▶ RECORDS SUPPLIED:
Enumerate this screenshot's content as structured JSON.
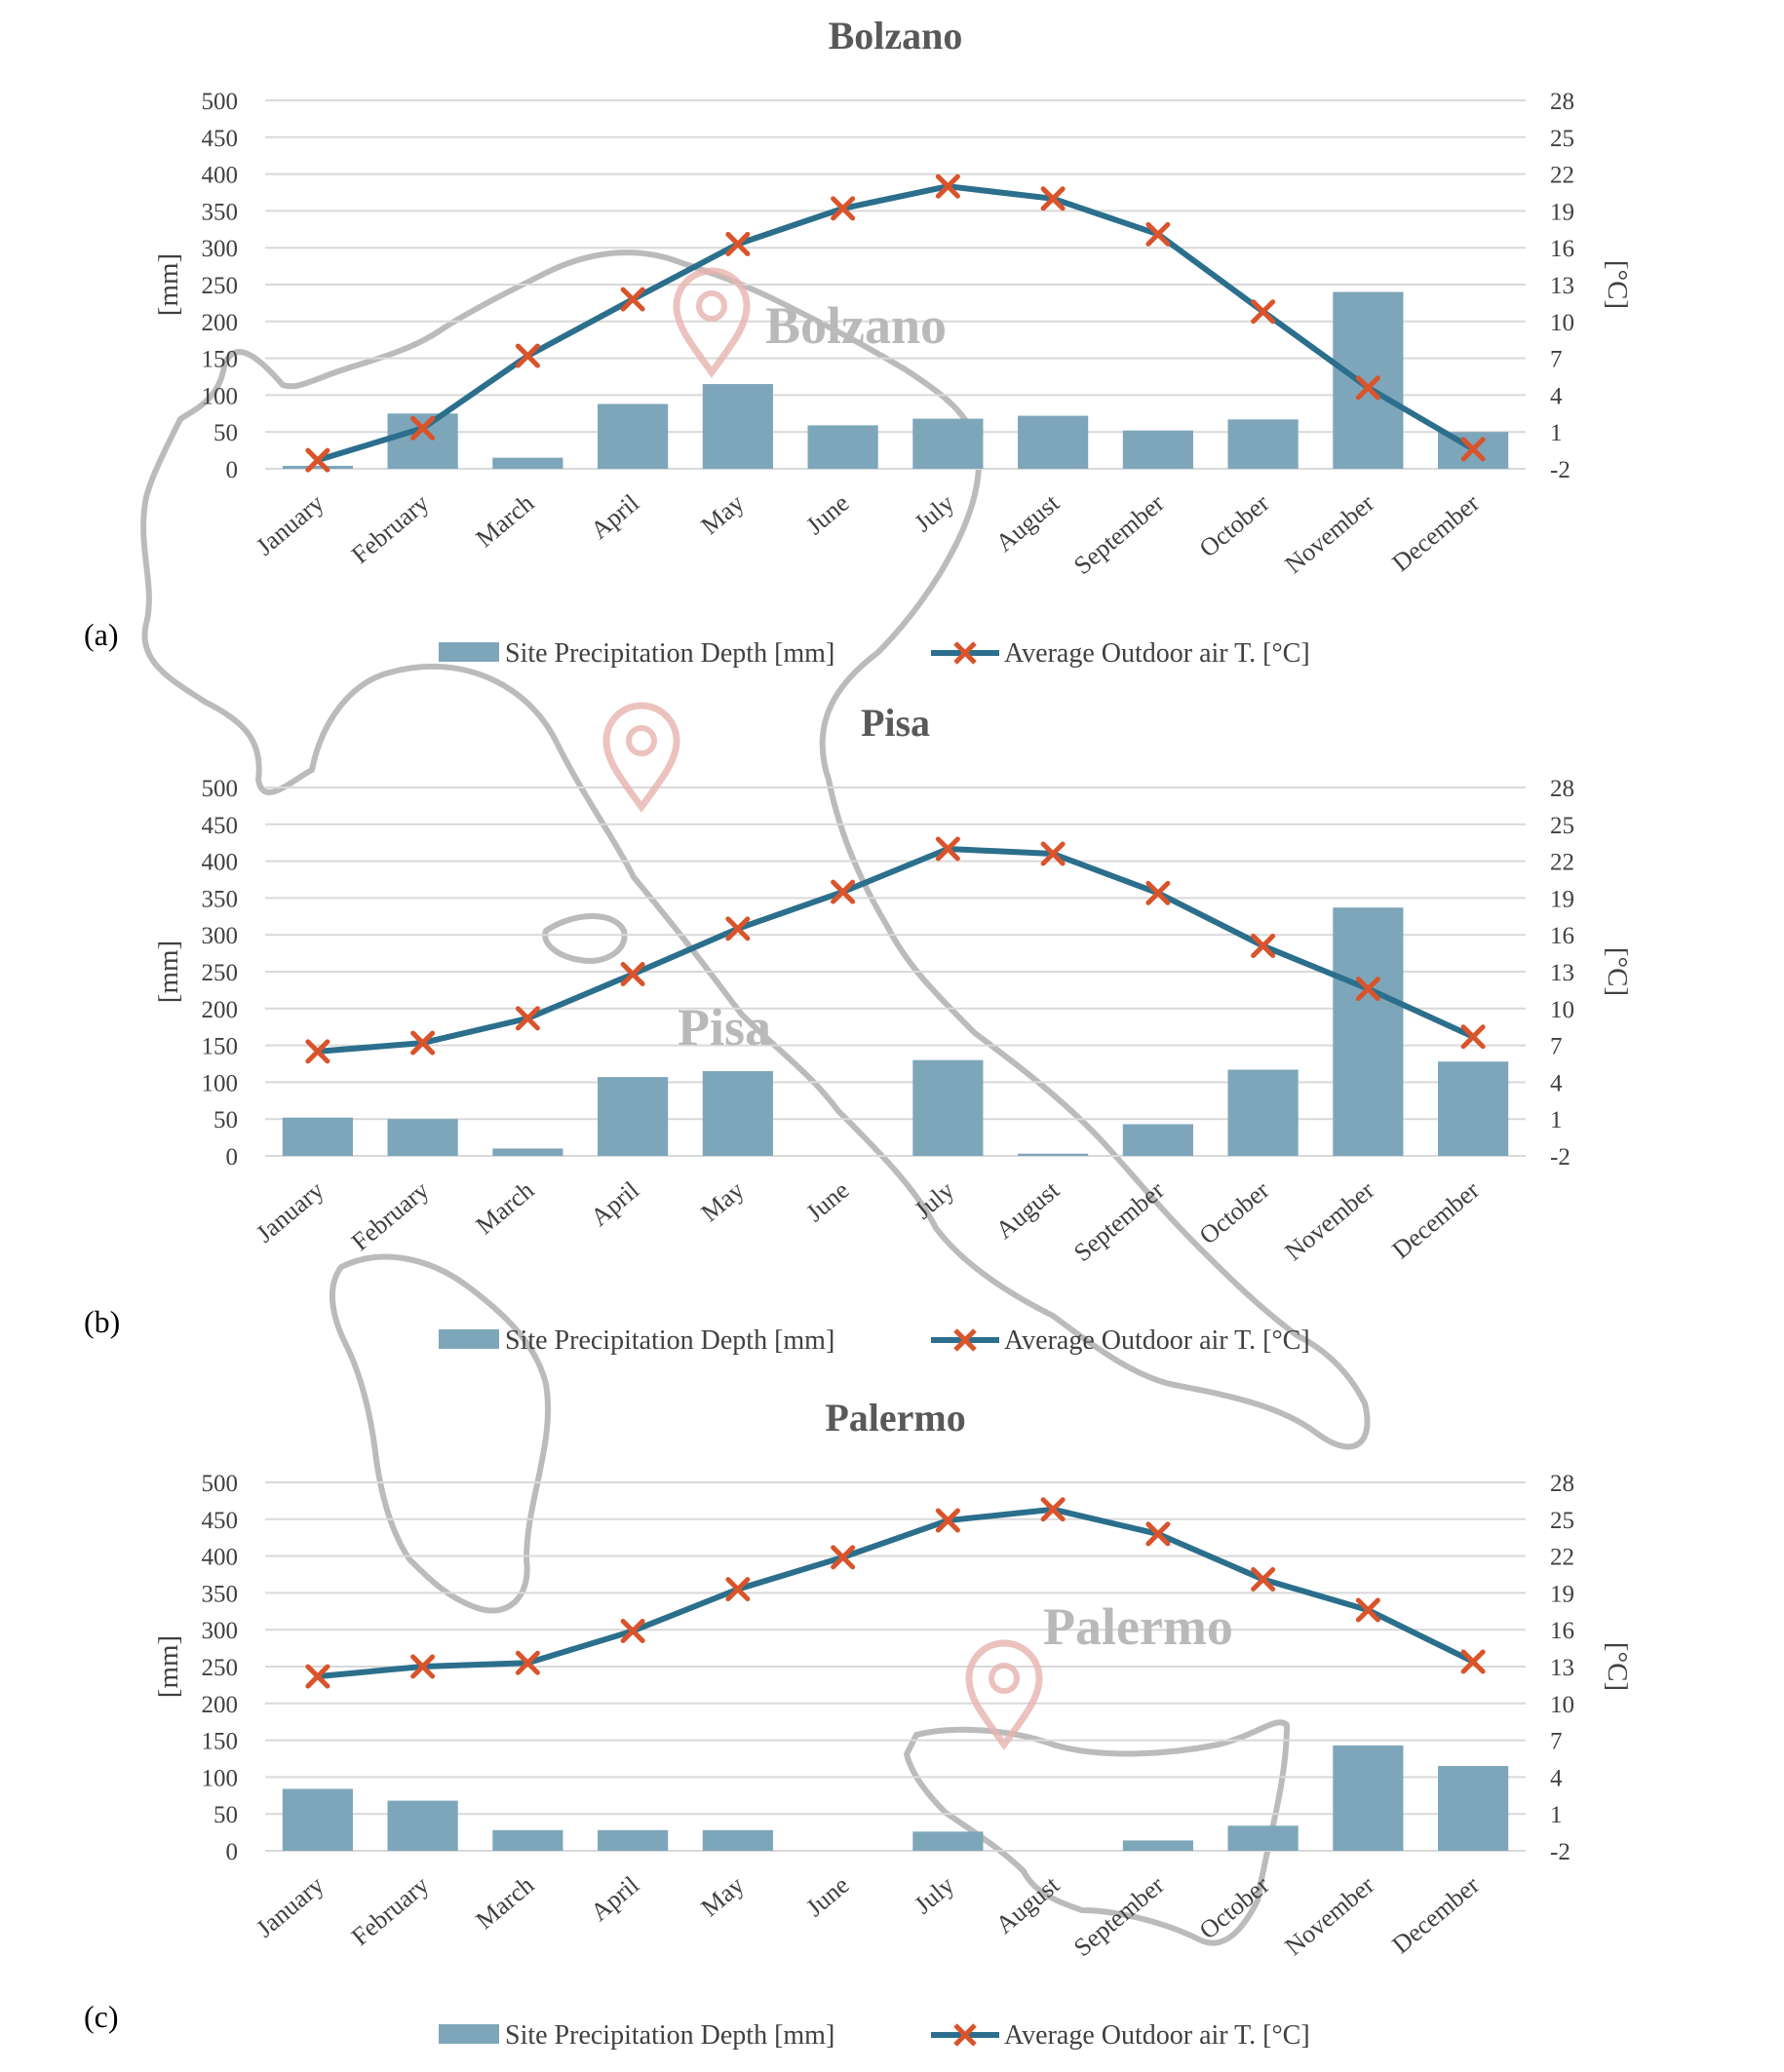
{
  "colors": {
    "bar": "#7ea6ba",
    "line": "#2b6f8c",
    "marker": "#d9532b",
    "grid": "#d9d9d9",
    "watermark_text": "#b9b9b9",
    "pin": "#e8b4b0"
  },
  "chart_data": [
    {
      "type": "bar",
      "panel_label": "(a)",
      "title": "Bolzano",
      "watermark_label": "Bolzano",
      "categories": [
        "January",
        "February",
        "March",
        "April",
        "May",
        "June",
        "July",
        "August",
        "September",
        "October",
        "November",
        "December"
      ],
      "series": [
        {
          "name": "Site Precipitation Depth [mm]",
          "type": "bar",
          "axis": "left",
          "values": [
            4,
            75,
            15,
            88,
            115,
            59,
            68,
            72,
            52,
            67,
            240,
            50
          ]
        },
        {
          "name": "Average Outdoor air T. [°C]",
          "type": "line",
          "marker": "x",
          "axis": "right",
          "values": [
            -1.3,
            1.3,
            7.2,
            11.8,
            16.3,
            19.2,
            21.0,
            20.0,
            17.1,
            10.8,
            4.6,
            -0.4
          ]
        }
      ],
      "ylabel_left": "[mm]",
      "ylim_left": [
        0,
        500
      ],
      "yticks_left": [
        "0",
        "50",
        "100",
        "150",
        "200",
        "250",
        "300",
        "350",
        "400",
        "450",
        "500"
      ],
      "ylabel_right": "[°C]",
      "ylim_right": [
        -2,
        28
      ],
      "yticks_right": [
        "-2",
        "1",
        "4",
        "7",
        "10",
        "13",
        "16",
        "19",
        "22",
        "25",
        "28"
      ],
      "grid": true,
      "legend_position": "bottom"
    },
    {
      "type": "bar",
      "panel_label": "(b)",
      "title": "Pisa",
      "watermark_label": "Pisa",
      "categories": [
        "January",
        "February",
        "March",
        "April",
        "May",
        "June",
        "July",
        "August",
        "September",
        "October",
        "November",
        "December"
      ],
      "series": [
        {
          "name": "Site Precipitation Depth [mm]",
          "type": "bar",
          "axis": "left",
          "values": [
            52,
            50,
            10,
            107,
            115,
            0,
            130,
            3,
            43,
            117,
            337,
            128
          ]
        },
        {
          "name": "Average Outdoor air T. [°C]",
          "type": "line",
          "marker": "x",
          "axis": "right",
          "values": [
            6.5,
            7.2,
            9.2,
            12.8,
            16.5,
            19.5,
            23.0,
            22.6,
            19.4,
            15.1,
            11.6,
            7.7
          ]
        }
      ],
      "ylabel_left": "[mm]",
      "ylim_left": [
        0,
        500
      ],
      "yticks_left": [
        "0",
        "50",
        "100",
        "150",
        "200",
        "250",
        "300",
        "350",
        "400",
        "450",
        "500"
      ],
      "ylabel_right": "[°C]",
      "ylim_right": [
        -2,
        28
      ],
      "yticks_right": [
        "-2",
        "1",
        "4",
        "7",
        "10",
        "13",
        "16",
        "19",
        "22",
        "25",
        "28"
      ],
      "grid": true,
      "legend_position": "bottom"
    },
    {
      "type": "bar",
      "panel_label": "(c)",
      "title": "Palermo",
      "watermark_label": "Palermo",
      "categories": [
        "January",
        "February",
        "March",
        "April",
        "May",
        "June",
        "July",
        "August",
        "September",
        "October",
        "November",
        "December"
      ],
      "series": [
        {
          "name": "Site Precipitation Depth [mm]",
          "type": "bar",
          "axis": "left",
          "values": [
            84,
            68,
            28,
            28,
            28,
            0,
            26,
            0,
            14,
            34,
            143,
            115
          ]
        },
        {
          "name": "Average Outdoor air T. [°C]",
          "type": "line",
          "marker": "x",
          "axis": "right",
          "values": [
            12.2,
            13.0,
            13.3,
            15.9,
            19.3,
            21.9,
            24.9,
            25.8,
            23.8,
            20.1,
            17.6,
            13.4
          ]
        }
      ],
      "ylabel_left": "[mm]",
      "ylim_left": [
        0,
        500
      ],
      "yticks_left": [
        "0",
        "50",
        "100",
        "150",
        "200",
        "250",
        "300",
        "350",
        "400",
        "450",
        "500"
      ],
      "ylabel_right": "[°C]",
      "ylim_right": [
        -2,
        28
      ],
      "yticks_right": [
        "-2",
        "1",
        "4",
        "7",
        "10",
        "13",
        "16",
        "19",
        "22",
        "25",
        "28"
      ],
      "grid": true,
      "legend_position": "bottom"
    }
  ]
}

▶ TASK DESCRIPTION:
Every line above should be repeated exactly; pictures stay out of the copy.

▶ TASK RESPONSE:
Enumerate this screenshot's content as structured JSON.
{
  "colors": {
    "bar": "#7ea6ba",
    "line": "#2b6f8c",
    "marker": "#d9532b",
    "grid": "#d9d9d9",
    "watermark_text": "#b9b9b9",
    "pin": "#e8b4b0"
  },
  "chart_data": [
    {
      "type": "bar",
      "panel_label": "(a)",
      "title": "Bolzano",
      "watermark_label": "Bolzano",
      "categories": [
        "January",
        "February",
        "March",
        "April",
        "May",
        "June",
        "July",
        "August",
        "September",
        "October",
        "November",
        "December"
      ],
      "series": [
        {
          "name": "Site Precipitation Depth [mm]",
          "type": "bar",
          "axis": "left",
          "values": [
            4,
            75,
            15,
            88,
            115,
            59,
            68,
            72,
            52,
            67,
            240,
            50
          ]
        },
        {
          "name": "Average Outdoor air T. [°C]",
          "type": "line",
          "marker": "x",
          "axis": "right",
          "values": [
            -1.3,
            1.3,
            7.2,
            11.8,
            16.3,
            19.2,
            21.0,
            20.0,
            17.1,
            10.8,
            4.6,
            -0.4
          ]
        }
      ],
      "ylabel_left": "[mm]",
      "ylim_left": [
        0,
        500
      ],
      "yticks_left": [
        "0",
        "50",
        "100",
        "150",
        "200",
        "250",
        "300",
        "350",
        "400",
        "450",
        "500"
      ],
      "ylabel_right": "[°C]",
      "ylim_right": [
        -2,
        28
      ],
      "yticks_right": [
        "-2",
        "1",
        "4",
        "7",
        "10",
        "13",
        "16",
        "19",
        "22",
        "25",
        "28"
      ],
      "grid": true,
      "legend_position": "bottom"
    },
    {
      "type": "bar",
      "panel_label": "(b)",
      "title": "Pisa",
      "watermark_label": "Pisa",
      "categories": [
        "January",
        "February",
        "March",
        "April",
        "May",
        "June",
        "July",
        "August",
        "September",
        "October",
        "November",
        "December"
      ],
      "series": [
        {
          "name": "Site Precipitation Depth [mm]",
          "type": "bar",
          "axis": "left",
          "values": [
            52,
            50,
            10,
            107,
            115,
            0,
            130,
            3,
            43,
            117,
            337,
            128
          ]
        },
        {
          "name": "Average Outdoor air T. [°C]",
          "type": "line",
          "marker": "x",
          "axis": "right",
          "values": [
            6.5,
            7.2,
            9.2,
            12.8,
            16.5,
            19.5,
            23.0,
            22.6,
            19.4,
            15.1,
            11.6,
            7.7
          ]
        }
      ],
      "ylabel_left": "[mm]",
      "ylim_left": [
        0,
        500
      ],
      "yticks_left": [
        "0",
        "50",
        "100",
        "150",
        "200",
        "250",
        "300",
        "350",
        "400",
        "450",
        "500"
      ],
      "ylabel_right": "[°C]",
      "ylim_right": [
        -2,
        28
      ],
      "yticks_right": [
        "-2",
        "1",
        "4",
        "7",
        "10",
        "13",
        "16",
        "19",
        "22",
        "25",
        "28"
      ],
      "grid": true,
      "legend_position": "bottom"
    },
    {
      "type": "bar",
      "panel_label": "(c)",
      "title": "Palermo",
      "watermark_label": "Palermo",
      "categories": [
        "January",
        "February",
        "March",
        "April",
        "May",
        "June",
        "July",
        "August",
        "September",
        "October",
        "November",
        "December"
      ],
      "series": [
        {
          "name": "Site Precipitation Depth [mm]",
          "type": "bar",
          "axis": "left",
          "values": [
            84,
            68,
            28,
            28,
            28,
            0,
            26,
            0,
            14,
            34,
            143,
            115
          ]
        },
        {
          "name": "Average Outdoor air T. [°C]",
          "type": "line",
          "marker": "x",
          "axis": "right",
          "values": [
            12.2,
            13.0,
            13.3,
            15.9,
            19.3,
            21.9,
            24.9,
            25.8,
            23.8,
            20.1,
            17.6,
            13.4
          ]
        }
      ],
      "ylabel_left": "[mm]",
      "ylim_left": [
        0,
        500
      ],
      "yticks_left": [
        "0",
        "50",
        "100",
        "150",
        "200",
        "250",
        "300",
        "350",
        "400",
        "450",
        "500"
      ],
      "ylabel_right": "[°C]",
      "ylim_right": [
        -2,
        28
      ],
      "yticks_right": [
        "-2",
        "1",
        "4",
        "7",
        "10",
        "13",
        "16",
        "19",
        "22",
        "25",
        "28"
      ],
      "grid": true,
      "legend_position": "bottom"
    }
  ]
}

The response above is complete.